[Items from a figure collection]
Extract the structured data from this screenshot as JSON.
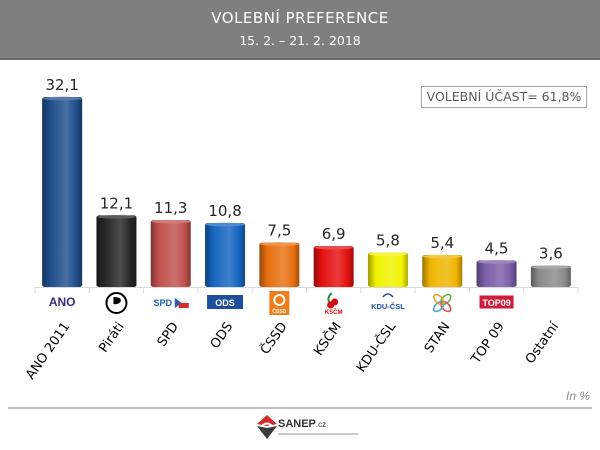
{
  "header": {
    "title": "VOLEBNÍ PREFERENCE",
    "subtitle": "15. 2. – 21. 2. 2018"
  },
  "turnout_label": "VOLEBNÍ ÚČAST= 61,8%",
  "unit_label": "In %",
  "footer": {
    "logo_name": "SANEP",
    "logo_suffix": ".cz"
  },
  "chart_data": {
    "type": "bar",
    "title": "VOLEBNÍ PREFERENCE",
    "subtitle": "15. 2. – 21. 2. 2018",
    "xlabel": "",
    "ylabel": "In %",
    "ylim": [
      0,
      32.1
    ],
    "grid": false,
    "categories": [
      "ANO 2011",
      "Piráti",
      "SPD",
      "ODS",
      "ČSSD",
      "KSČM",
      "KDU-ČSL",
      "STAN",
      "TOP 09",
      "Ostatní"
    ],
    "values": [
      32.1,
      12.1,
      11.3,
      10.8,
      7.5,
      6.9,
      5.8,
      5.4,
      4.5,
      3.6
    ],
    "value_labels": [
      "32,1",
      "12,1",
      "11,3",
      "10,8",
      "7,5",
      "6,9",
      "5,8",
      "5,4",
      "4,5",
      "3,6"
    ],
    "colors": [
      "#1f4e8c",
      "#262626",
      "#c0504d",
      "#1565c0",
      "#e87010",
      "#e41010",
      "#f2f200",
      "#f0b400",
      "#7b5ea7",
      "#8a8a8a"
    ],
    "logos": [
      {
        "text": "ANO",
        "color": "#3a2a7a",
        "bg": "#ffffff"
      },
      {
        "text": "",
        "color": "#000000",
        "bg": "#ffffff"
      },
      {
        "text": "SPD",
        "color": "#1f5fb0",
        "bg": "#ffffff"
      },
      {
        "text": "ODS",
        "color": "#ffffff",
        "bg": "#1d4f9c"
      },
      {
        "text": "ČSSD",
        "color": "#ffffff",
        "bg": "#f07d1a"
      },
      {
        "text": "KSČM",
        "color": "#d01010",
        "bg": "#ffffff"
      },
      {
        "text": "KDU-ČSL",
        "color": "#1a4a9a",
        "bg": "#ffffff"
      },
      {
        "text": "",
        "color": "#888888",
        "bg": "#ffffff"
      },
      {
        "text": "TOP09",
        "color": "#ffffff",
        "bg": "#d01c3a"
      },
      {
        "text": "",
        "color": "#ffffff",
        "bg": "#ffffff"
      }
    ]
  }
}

## Prompt
Looking at the entries above, say how many lines contain the word "subtitle". Only the number is wanted.

## Correct result
2